* START MATERIALS PROVIDED *

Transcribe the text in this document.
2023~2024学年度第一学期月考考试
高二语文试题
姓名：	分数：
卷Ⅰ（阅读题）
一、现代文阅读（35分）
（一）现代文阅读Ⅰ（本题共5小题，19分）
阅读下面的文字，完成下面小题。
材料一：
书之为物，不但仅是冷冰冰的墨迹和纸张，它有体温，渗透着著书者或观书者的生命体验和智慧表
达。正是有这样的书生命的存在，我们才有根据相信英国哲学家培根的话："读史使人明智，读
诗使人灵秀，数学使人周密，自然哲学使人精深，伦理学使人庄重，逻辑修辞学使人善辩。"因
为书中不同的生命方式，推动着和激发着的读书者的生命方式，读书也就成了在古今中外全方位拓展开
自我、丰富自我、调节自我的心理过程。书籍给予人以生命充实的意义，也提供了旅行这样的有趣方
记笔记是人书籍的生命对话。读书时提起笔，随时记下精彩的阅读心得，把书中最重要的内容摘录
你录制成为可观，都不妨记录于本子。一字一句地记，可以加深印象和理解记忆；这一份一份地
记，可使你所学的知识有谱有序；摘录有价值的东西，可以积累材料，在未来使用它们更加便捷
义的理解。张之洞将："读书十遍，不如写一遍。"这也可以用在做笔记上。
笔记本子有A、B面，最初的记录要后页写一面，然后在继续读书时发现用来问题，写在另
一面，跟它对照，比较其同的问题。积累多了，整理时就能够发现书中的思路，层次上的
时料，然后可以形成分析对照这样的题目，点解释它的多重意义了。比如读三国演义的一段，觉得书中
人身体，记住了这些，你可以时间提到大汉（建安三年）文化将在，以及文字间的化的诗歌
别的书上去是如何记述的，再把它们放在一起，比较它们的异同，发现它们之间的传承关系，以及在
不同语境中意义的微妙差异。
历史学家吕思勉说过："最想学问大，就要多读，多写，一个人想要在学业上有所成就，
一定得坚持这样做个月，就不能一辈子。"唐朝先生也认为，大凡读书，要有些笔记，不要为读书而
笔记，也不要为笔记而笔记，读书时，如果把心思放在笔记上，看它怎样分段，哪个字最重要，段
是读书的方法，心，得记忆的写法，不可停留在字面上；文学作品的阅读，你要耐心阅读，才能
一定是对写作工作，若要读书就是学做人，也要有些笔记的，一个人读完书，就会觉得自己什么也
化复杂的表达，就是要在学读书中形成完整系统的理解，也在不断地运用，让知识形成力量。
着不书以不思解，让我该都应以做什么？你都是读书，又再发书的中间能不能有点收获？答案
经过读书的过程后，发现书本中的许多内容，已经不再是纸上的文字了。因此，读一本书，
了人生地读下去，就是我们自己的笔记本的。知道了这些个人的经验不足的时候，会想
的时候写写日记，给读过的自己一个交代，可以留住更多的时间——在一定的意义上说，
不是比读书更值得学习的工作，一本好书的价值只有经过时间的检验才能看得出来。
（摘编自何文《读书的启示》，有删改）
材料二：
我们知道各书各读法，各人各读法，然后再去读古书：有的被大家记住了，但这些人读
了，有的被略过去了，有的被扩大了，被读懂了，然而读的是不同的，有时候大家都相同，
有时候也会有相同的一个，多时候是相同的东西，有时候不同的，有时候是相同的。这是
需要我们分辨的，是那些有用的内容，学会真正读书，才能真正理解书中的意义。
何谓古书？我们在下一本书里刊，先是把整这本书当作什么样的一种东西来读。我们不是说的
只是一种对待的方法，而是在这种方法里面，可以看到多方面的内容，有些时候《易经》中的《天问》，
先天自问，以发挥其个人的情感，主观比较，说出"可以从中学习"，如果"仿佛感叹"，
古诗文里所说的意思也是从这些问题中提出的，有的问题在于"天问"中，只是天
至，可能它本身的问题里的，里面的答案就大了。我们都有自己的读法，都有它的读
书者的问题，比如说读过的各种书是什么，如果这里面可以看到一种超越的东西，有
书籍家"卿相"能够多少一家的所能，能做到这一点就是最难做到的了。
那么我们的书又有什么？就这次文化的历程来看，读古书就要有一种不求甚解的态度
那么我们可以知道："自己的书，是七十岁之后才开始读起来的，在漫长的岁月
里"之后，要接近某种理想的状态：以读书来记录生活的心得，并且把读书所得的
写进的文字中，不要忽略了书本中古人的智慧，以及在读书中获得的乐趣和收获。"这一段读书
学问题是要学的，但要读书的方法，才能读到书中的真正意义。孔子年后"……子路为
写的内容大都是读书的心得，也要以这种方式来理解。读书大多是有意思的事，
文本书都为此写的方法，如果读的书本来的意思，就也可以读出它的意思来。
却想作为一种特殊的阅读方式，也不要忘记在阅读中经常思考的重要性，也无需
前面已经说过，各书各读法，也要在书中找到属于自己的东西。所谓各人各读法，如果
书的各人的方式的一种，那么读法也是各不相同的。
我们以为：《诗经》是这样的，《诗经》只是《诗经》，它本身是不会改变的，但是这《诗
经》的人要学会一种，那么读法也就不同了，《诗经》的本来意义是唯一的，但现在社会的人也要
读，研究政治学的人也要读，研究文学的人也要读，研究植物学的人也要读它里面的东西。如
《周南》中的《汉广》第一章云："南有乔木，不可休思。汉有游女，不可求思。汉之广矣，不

* END MATERIALS PROVIDED *

- **YOUR GOAL**
Nothing may be left out: return each entry exactly as it reads.

- **WORKED ANSWER**
Transcribe the text in this document.
2023~2024学年度第一学期月考考试
高二语文试题
姓名：	分数：
卷Ⅰ（阅读题）
一、现代文阅读（35分）
（一）现代文阅读Ⅰ（本题共5小题，19分）
阅读下面的文字，完成下面小题。
材料一：
书之为物，不但仅是冷冰冰的墨迹和纸张，它有体温，渗透着著书者或观书者的生命体验和智慧表
达。正是有这样的书生命的存在，我们才有根据相信英国哲学家培根的话："读史使人明智，读
诗使人灵秀，数学使人周密，自然哲学使人精深，伦理学使人庄重，逻辑修辞学使人善辩。"因
为书中不同的生命方式，推动着和激发着的读书者的生命方式，读书也就成了在古今中外全方位拓展开
自我、丰富自我、调节自我的心理过程。书籍给予人以生命充实的意义，也提供了旅行这样的有趣方
记笔记是人书籍的生命对话。读书时提起笔，随时记下精彩的阅读心得，把书中最重要的内容摘录
你录制成为可观，都不妨记录于本子。一字一句地记，可以加深印象和理解记忆；这一份一份地
记，可使你所学的知识有谱有序；摘录有价值的东西，可以积累材料，在未来使用它们更加便捷
义的理解。张之洞将："读书十遍，不如写一遍。"这也可以用在做笔记上。
笔记本子有A、B面，最初的记录要后页写一面，然后在继续读书时发现用来问题，写在另
一面，跟它对照，比较其同的问题。积累多了，整理时就能够发现书中的思路，层次上的
时料，然后可以形成分析对照这样的题目，点解释它的多重意义了。比如读三国演义的一段，觉得书中
人身体，记住了这些，你可以时间提到大汉（建安三年）文化将在，以及文字间的化的诗歌
别的书上去是如何记述的，再把它们放在一起，比较它们的异同，发现它们之间的传承关系，以及在
不同语境中意义的微妙差异。
历史学家吕思勉说过："最想学问大，就要多读，多写，一个人想要在学业上有所成就，
一定得坚持这样做个月，就不能一辈子。"唐朝先生也认为，大凡读书，要有些笔记，不要为读书而
笔记，也不要为笔记而笔记，读书时，如果把心思放在笔记上，看它怎样分段，哪个字最重要，段
是读书的方法，心，得记忆的写法，不可停留在字面上；文学作品的阅读，你要耐心阅读，才能
一定是对写作工作，若要读书就是学做人，也要有些笔记的，一个人读完书，就会觉得自己什么也
化复杂的表达，就是要在学读书中形成完整系统的理解，也在不断地运用，让知识形成力量。
着不书以不思解，让我该都应以做什么？你都是读书，又再发书的中间能不能有点收获？答案
经过读书的过程后，发现书本中的许多内容，已经不再是纸上的文字了。因此，读一本书，
了人生地读下去，就是我们自己的笔记本的。知道了这些个人的经验不足的时候，会想
的时候写写日记，给读过的自己一个交代，可以留住更多的时间——在一定的意义上说，
不是比读书更值得学习的工作，一本好书的价值只有经过时间的检验才能看得出来。
（摘编自何文《读书的启示》，有删改）
材料二：
我们知道各书各读法，各人各读法，然后再去读古书：有的被大家记住了，但这些人读
了，有的被略过去了，有的被扩大了，被读懂了，然而读的是不同的，有时候大家都相同，
有时候也会有相同的一个，多时候是相同的东西，有时候不同的，有时候是相同的。这是
需要我们分辨的，是那些有用的内容，学会真正读书，才能真正理解书中的意义。
何谓古书？我们在下一本书里刊，先是把整这本书当作什么样的一种东西来读。我们不是说的
只是一种对待的方法，而是在这种方法里面，可以看到多方面的内容，有些时候《易经》中的《天问》，
先天自问，以发挥其个人的情感，主观比较，说出"可以从中学习"，如果"仿佛感叹"，
古诗文里所说的意思也是从这些问题中提出的，有的问题在于"天问"中，只是天
至，可能它本身的问题里的，里面的答案就大了。我们都有自己的读法，都有它的读
书者的问题，比如说读过的各种书是什么，如果这里面可以看到一种超越的东西，有
书籍家"卿相"能够多少一家的所能，能做到这一点就是最难做到的了。
那么我们的书又有什么？就这次文化的历程来看，读古书就要有一种不求甚解的态度
那么我们可以知道："自己的书，是七十岁之后才开始读起来的，在漫长的岁月
里"之后，要接近某种理想的状态：以读书来记录生活的心得，并且把读书所得的
写进的文字中，不要忽略了书本中古人的智慧，以及在读书中获得的乐趣和收获。"这一段读书
学问题是要学的，但要读书的方法，才能读到书中的真正意义。孔子年后"……子路为
写的内容大都是读书的心得，也要以这种方式来理解。读书大多是有意思的事，
文本书都为此写的方法，如果读的书本来的意思，就也可以读出它的意思来。
却想作为一种特殊的阅读方式，也不要忘记在阅读中经常思考的重要性，也无需
前面已经说过，各书各读法，也要在书中找到属于自己的东西。所谓各人各读法，如果
书的各人的方式的一种，那么读法也是各不相同的。
我们以为：《诗经》是这样的，《诗经》只是《诗经》，它本身是不会改变的，但是这《诗
经》的人要学会一种，那么读法也就不同了，《诗经》的本来意义是唯一的，但现在社会的人也要
读，研究政治学的人也要读，研究文学的人也要读，研究植物学的人也要读它里面的东西。如
《周南》中的《汉广》第一章云："南有乔木，不可休思。汉有游女，不可求思。汉之广矣，不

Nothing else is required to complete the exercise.